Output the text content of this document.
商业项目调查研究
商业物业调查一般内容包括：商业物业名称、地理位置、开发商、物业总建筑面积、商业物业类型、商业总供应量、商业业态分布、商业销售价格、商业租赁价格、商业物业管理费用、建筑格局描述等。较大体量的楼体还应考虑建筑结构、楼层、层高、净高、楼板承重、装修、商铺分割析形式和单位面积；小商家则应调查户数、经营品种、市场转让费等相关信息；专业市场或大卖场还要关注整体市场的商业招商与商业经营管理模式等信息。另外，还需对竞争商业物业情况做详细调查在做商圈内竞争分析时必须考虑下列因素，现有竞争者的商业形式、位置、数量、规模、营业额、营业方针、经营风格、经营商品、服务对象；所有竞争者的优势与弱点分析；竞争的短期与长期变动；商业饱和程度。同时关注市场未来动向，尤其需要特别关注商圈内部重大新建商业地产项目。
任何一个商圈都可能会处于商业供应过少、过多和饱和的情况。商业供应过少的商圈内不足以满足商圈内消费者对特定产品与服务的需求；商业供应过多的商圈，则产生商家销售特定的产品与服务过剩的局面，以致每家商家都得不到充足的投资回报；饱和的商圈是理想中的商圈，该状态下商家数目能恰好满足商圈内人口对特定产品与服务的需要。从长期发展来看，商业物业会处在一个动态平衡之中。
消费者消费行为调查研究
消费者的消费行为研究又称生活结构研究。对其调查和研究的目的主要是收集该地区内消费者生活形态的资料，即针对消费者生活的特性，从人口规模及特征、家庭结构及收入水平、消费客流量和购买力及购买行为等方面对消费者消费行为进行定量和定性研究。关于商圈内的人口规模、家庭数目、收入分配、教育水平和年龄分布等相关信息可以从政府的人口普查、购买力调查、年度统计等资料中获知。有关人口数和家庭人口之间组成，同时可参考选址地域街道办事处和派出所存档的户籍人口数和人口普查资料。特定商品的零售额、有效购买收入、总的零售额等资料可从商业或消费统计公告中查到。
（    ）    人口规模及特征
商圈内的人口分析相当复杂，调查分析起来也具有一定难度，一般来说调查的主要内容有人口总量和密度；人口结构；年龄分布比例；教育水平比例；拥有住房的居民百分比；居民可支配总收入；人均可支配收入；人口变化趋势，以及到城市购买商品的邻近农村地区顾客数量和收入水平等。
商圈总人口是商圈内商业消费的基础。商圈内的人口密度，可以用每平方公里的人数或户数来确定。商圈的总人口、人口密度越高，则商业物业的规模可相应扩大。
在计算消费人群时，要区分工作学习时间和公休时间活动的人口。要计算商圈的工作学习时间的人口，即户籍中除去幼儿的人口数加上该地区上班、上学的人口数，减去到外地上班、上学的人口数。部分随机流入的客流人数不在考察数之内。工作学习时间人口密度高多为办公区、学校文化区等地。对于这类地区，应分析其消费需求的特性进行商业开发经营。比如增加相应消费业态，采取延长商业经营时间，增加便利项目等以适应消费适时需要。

_WHAT IS NEEDED_:
Every entry must be output again, exactly as written above.

_COMPLETE RESPONSE_:
Output the text content of this document.
商业项目调查研究
商业物业调查一般内容包括：商业物业名称、地理位置、开发商、物业总建筑面积、商业物业类型、商业总供应量、商业业态分布、商业销售价格、商业租赁价格、商业物业管理费用、建筑格局描述等。较大体量的楼体还应考虑建筑结构、楼层、层高、净高、楼板承重、装修、商铺分割析形式和单位面积；小商家则应调查户数、经营品种、市场转让费等相关信息；专业市场或大卖场还要关注整体市场的商业招商与商业经营管理模式等信息。另外，还需对竞争商业物业情况做详细调查在做商圈内竞争分析时必须考虑下列因素，现有竞争者的商业形式、位置、数量、规模、营业额、营业方针、经营风格、经营商品、服务对象；所有竞争者的优势与弱点分析；竞争的短期与长期变动；商业饱和程度。同时关注市场未来动向，尤其需要特别关注商圈内部重大新建商业地产项目。
任何一个商圈都可能会处于商业供应过少、过多和饱和的情况。商业供应过少的商圈内不足以满足商圈内消费者对特定产品与服务的需求；商业供应过多的商圈，则产生商家销售特定的产品与服务过剩的局面，以致每家商家都得不到充足的投资回报；饱和的商圈是理想中的商圈，该状态下商家数目能恰好满足商圈内人口对特定产品与服务的需要。从长期发展来看，商业物业会处在一个动态平衡之中。
消费者消费行为调查研究
消费者的消费行为研究又称生活结构研究。对其调查和研究的目的主要是收集该地区内消费者生活形态的资料，即针对消费者生活的特性，从人口规模及特征、家庭结构及收入水平、消费客流量和购买力及购买行为等方面对消费者消费行为进行定量和定性研究。关于商圈内的人口规模、家庭数目、收入分配、教育水平和年龄分布等相关信息可以从政府的人口普查、购买力调查、年度统计等资料中获知。有关人口数和家庭人口之间组成，同时可参考选址地域街道办事处和派出所存档的户籍人口数和人口普查资料。特定商品的零售额、有效购买收入、总的零售额等资料可从商业或消费统计公告中查到。
（    ）    人口规模及特征
商圈内的人口分析相当复杂，调查分析起来也具有一定难度，一般来说调查的主要内容有人口总量和密度；人口结构；年龄分布比例；教育水平比例；拥有住房的居民百分比；居民可支配总收入；人均可支配收入；人口变化趋势，以及到城市购买商品的邻近农村地区顾客数量和收入水平等。
商圈总人口是商圈内商业消费的基础。商圈内的人口密度，可以用每平方公里的人数或户数来确定。商圈的总人口、人口密度越高，则商业物业的规模可相应扩大。
在计算消费人群时，要区分工作学习时间和公休时间活动的人口。要计算商圈的工作学习时间的人口，即户籍中除去幼儿的人口数加上该地区上班、上学的人口数，减去到外地上班、上学的人口数。部分随机流入的客流人数不在考察数之内。工作学习时间人口密度高多为办公区、学校文化区等地。对于这类地区，应分析其消费需求的特性进行商业开发经营。比如增加相应消费业态，采取延长商业经营时间，增加便利项目等以适应消费适时需要。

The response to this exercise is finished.